Using the listing below, report all lines holding the word "name".

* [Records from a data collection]

....................

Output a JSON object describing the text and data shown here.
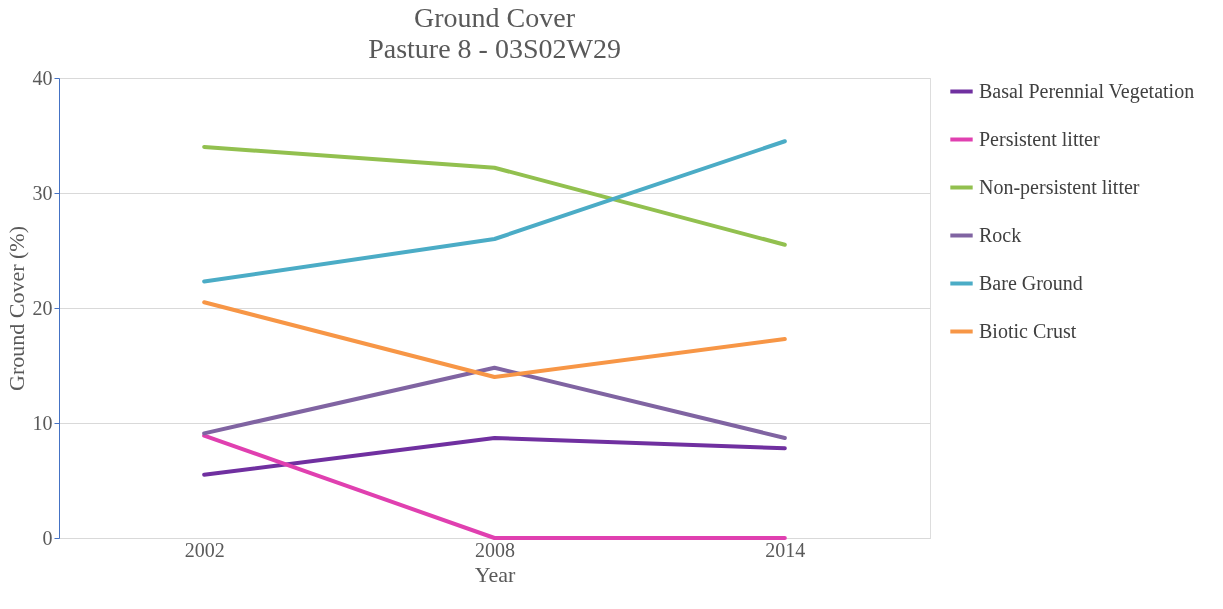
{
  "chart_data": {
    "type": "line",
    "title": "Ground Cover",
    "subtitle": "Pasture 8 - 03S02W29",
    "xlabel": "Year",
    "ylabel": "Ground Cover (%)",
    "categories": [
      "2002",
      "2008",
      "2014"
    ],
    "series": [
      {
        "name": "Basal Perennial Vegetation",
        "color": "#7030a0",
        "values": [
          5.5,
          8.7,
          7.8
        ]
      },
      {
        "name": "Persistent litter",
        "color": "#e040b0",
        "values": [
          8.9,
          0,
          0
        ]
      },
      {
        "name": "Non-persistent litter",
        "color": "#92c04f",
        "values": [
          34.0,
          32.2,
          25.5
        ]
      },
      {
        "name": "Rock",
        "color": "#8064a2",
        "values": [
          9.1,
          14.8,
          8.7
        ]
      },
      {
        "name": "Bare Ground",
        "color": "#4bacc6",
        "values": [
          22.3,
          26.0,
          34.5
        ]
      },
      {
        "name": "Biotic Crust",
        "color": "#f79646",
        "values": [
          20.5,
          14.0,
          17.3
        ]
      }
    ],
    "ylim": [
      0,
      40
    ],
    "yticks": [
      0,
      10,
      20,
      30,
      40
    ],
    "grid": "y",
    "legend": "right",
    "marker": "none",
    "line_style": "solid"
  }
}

....................

* [Written response]
        "name": "Basal Perennial Vegetation",
        "name": "Persistent litter",
        "name": "Non-persistent litter",
        "name": "Rock",
        "name": "Bare Ground",
        "name": "Biotic Crust",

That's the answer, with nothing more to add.